### Written task
Return the count of lines with the string "ylabel" in them, and nothing else.

### Data for processing
------------------------------------

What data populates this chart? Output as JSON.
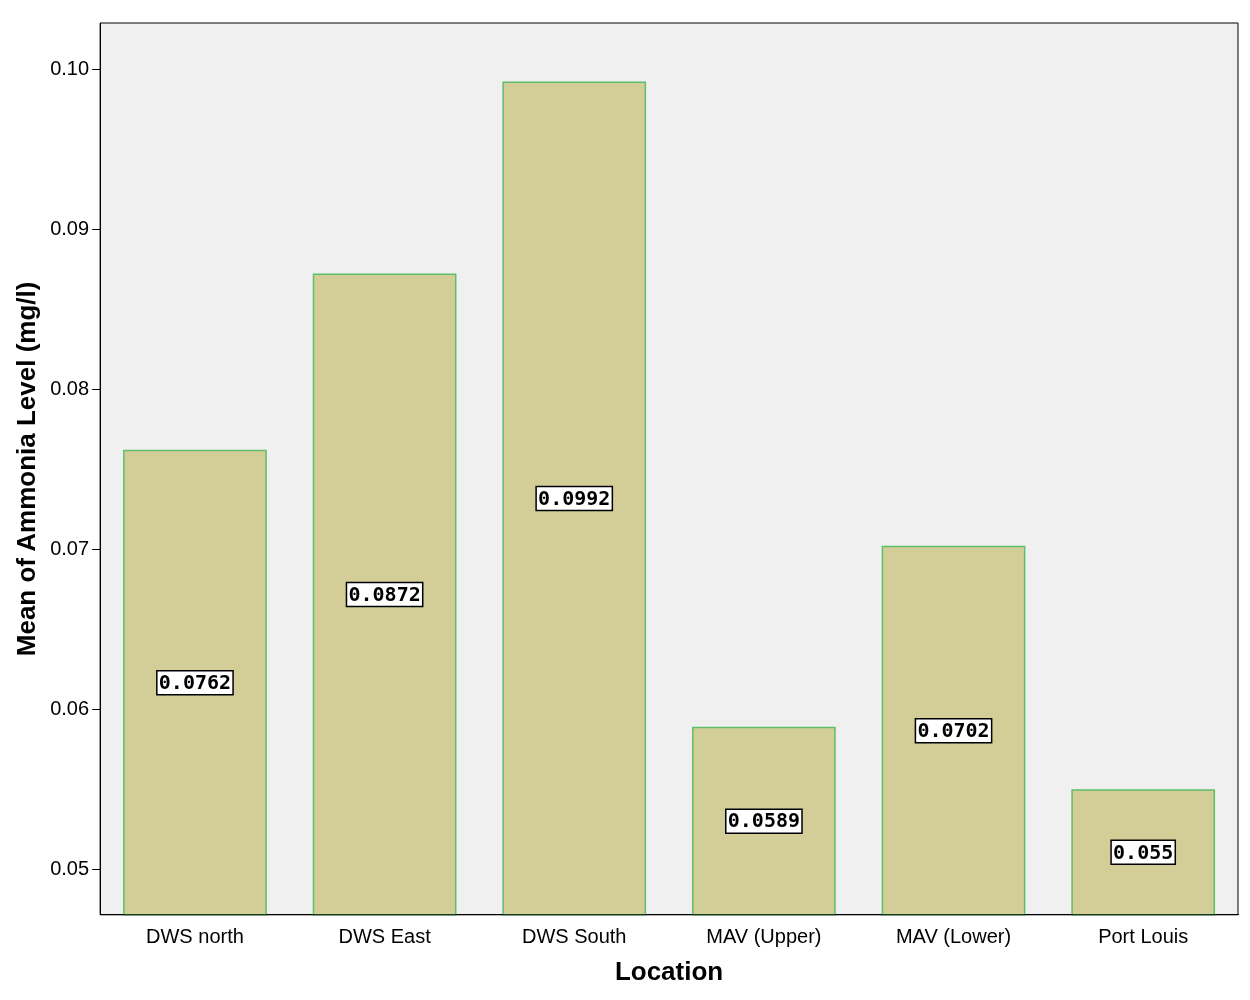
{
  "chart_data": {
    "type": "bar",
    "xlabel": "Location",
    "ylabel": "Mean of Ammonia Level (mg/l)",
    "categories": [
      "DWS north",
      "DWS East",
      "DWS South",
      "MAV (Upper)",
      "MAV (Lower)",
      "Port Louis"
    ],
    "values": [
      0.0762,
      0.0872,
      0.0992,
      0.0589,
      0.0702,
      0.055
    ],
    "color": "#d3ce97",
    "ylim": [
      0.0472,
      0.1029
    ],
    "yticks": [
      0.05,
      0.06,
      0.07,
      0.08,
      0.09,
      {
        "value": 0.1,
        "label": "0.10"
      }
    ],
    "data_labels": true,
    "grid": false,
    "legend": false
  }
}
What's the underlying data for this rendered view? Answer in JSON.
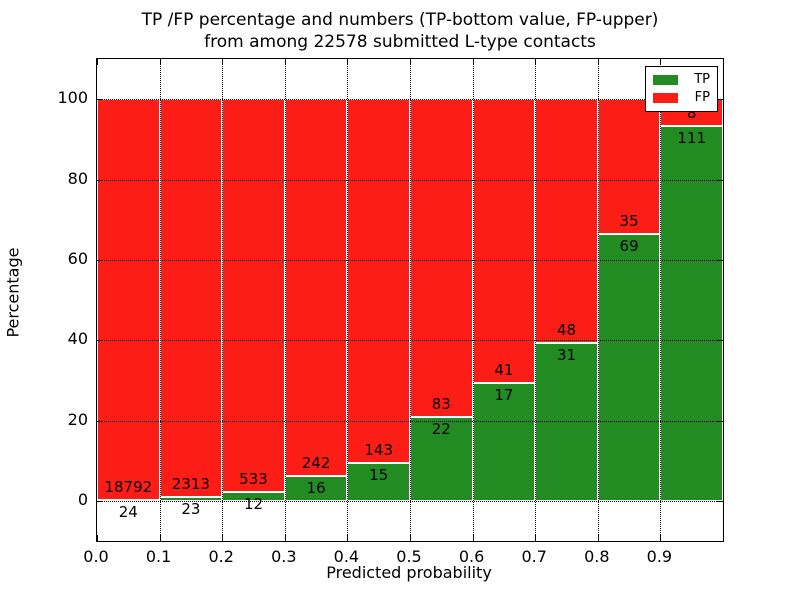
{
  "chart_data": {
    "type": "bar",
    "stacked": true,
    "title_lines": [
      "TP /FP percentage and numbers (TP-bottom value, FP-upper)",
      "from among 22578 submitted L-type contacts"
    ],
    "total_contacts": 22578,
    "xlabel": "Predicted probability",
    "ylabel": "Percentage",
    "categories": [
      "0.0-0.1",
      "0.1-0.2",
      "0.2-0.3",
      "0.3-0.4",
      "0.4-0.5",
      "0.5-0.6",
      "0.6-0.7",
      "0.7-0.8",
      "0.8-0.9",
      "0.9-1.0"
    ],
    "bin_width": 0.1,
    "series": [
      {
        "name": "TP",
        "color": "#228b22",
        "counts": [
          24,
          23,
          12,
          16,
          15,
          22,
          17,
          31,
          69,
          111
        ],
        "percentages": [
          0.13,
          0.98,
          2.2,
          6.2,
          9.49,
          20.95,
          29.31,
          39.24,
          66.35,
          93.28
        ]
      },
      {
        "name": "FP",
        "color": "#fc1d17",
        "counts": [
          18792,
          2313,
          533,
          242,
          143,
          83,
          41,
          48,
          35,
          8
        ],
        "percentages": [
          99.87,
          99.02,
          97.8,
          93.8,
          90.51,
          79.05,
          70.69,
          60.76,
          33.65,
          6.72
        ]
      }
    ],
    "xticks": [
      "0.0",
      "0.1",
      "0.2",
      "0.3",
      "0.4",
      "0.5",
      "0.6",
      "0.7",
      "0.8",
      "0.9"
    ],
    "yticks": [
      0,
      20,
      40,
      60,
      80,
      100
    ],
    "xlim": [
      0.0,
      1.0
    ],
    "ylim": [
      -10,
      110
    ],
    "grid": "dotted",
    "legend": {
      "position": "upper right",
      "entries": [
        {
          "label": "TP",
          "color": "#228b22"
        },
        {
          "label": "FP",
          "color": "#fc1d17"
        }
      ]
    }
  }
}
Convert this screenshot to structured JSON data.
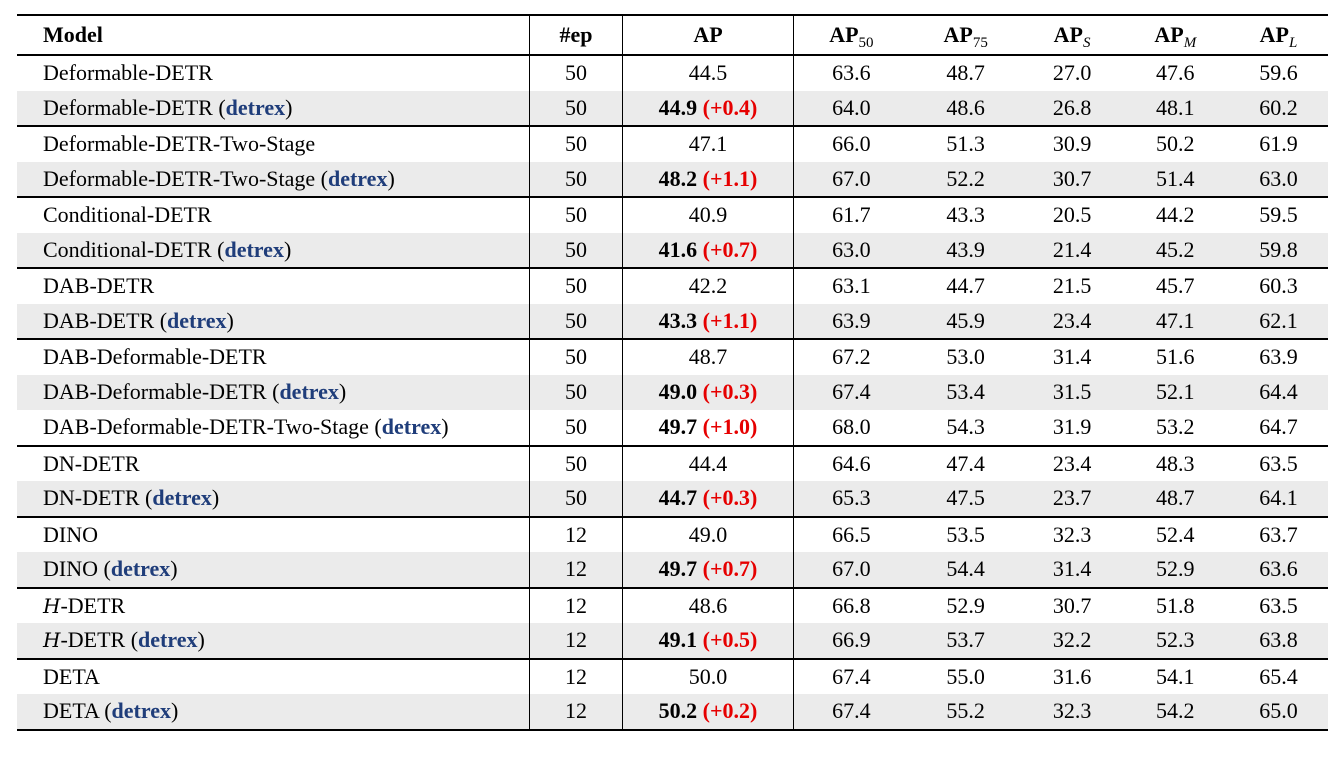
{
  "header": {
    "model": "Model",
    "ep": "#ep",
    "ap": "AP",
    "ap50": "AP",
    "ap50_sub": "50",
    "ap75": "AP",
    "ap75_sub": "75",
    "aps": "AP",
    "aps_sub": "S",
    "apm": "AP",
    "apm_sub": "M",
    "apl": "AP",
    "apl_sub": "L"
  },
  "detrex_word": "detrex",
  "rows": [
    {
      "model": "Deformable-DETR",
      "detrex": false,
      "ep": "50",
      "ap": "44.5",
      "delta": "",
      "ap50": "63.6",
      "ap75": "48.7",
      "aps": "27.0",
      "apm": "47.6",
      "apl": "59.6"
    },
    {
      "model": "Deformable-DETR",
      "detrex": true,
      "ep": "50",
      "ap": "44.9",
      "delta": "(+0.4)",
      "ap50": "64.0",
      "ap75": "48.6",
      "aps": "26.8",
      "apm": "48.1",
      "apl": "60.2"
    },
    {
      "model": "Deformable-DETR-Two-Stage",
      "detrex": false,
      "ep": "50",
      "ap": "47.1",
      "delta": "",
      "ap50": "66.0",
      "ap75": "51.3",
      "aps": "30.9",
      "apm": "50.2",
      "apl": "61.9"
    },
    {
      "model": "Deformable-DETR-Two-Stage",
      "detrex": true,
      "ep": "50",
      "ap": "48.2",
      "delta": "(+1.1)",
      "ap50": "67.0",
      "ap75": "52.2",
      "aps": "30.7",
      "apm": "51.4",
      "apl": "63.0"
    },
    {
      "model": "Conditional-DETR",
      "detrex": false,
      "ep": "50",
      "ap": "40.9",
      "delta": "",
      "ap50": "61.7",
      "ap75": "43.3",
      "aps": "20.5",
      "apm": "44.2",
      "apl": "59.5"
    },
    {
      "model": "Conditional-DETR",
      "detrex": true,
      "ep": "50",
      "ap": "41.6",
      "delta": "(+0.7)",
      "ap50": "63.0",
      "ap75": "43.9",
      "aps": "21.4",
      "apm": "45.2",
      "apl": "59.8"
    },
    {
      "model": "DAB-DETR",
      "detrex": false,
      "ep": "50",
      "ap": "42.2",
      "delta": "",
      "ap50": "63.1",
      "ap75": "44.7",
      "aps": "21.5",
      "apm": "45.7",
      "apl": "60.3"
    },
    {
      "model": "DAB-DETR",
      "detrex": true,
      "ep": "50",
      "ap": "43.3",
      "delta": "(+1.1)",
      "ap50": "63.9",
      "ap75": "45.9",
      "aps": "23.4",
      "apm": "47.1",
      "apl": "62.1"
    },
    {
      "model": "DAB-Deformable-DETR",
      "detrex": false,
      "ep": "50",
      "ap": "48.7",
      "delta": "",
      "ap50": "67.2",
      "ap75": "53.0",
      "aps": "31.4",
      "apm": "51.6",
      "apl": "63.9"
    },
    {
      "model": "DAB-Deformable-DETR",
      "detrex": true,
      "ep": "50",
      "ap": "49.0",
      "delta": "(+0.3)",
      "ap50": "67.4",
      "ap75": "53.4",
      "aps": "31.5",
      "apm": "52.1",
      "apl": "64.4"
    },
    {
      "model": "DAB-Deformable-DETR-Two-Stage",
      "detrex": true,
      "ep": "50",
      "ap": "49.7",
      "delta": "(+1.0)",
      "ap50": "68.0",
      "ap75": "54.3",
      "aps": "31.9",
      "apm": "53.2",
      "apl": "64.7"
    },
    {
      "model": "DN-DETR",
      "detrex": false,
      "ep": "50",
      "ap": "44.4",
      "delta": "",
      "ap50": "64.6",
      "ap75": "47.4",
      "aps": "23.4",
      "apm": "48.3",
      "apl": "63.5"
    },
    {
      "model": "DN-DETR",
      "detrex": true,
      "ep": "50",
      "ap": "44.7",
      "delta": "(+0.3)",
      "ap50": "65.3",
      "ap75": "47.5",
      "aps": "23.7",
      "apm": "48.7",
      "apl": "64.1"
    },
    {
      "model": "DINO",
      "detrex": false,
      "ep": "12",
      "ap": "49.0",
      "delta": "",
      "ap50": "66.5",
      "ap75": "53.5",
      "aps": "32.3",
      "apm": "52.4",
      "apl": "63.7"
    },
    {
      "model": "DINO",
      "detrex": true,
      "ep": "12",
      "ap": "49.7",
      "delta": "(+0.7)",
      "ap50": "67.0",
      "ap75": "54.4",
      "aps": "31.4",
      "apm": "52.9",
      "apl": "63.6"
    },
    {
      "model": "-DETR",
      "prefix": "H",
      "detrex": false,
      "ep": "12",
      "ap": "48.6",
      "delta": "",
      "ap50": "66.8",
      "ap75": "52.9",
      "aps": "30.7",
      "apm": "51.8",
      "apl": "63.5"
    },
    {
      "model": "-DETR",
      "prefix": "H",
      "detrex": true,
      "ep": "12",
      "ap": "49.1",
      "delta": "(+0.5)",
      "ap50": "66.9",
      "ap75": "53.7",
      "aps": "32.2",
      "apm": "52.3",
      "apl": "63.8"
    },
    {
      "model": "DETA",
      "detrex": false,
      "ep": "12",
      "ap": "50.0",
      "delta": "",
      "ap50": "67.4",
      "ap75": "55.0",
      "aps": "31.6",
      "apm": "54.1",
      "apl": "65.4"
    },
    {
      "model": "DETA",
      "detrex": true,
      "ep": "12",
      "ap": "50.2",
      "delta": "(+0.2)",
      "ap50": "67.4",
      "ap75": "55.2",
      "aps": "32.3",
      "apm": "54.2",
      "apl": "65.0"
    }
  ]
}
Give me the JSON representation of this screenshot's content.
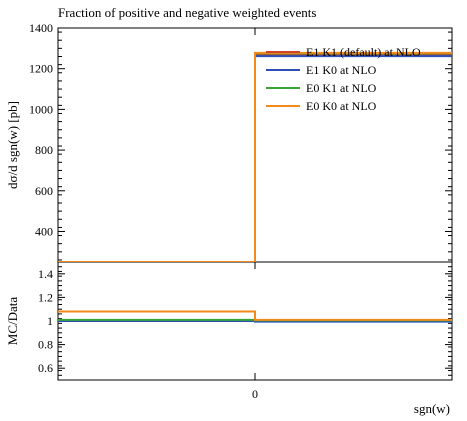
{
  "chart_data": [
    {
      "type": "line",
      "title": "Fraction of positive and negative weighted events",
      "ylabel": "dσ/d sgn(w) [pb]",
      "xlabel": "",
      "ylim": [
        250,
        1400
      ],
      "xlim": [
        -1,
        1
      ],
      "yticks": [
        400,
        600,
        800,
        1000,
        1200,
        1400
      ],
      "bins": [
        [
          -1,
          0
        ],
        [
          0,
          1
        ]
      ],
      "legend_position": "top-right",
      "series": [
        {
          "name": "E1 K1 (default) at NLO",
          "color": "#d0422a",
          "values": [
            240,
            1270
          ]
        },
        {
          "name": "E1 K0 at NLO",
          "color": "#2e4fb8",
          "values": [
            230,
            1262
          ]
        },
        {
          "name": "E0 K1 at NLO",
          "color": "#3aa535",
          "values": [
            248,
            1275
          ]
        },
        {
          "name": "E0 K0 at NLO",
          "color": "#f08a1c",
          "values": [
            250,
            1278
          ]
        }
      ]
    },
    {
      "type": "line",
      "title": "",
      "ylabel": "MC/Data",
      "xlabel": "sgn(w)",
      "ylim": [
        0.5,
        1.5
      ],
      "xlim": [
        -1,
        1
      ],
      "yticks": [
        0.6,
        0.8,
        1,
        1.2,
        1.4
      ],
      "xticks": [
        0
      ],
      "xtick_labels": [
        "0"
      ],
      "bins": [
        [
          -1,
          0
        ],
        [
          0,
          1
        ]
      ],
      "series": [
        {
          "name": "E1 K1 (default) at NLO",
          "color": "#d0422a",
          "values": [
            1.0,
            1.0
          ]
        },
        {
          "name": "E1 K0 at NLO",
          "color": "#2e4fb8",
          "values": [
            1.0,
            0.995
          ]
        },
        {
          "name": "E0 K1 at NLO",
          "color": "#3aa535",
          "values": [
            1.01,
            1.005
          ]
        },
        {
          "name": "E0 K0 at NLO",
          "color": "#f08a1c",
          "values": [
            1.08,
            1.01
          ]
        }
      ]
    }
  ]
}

------------------------------------

### Finished exercise
4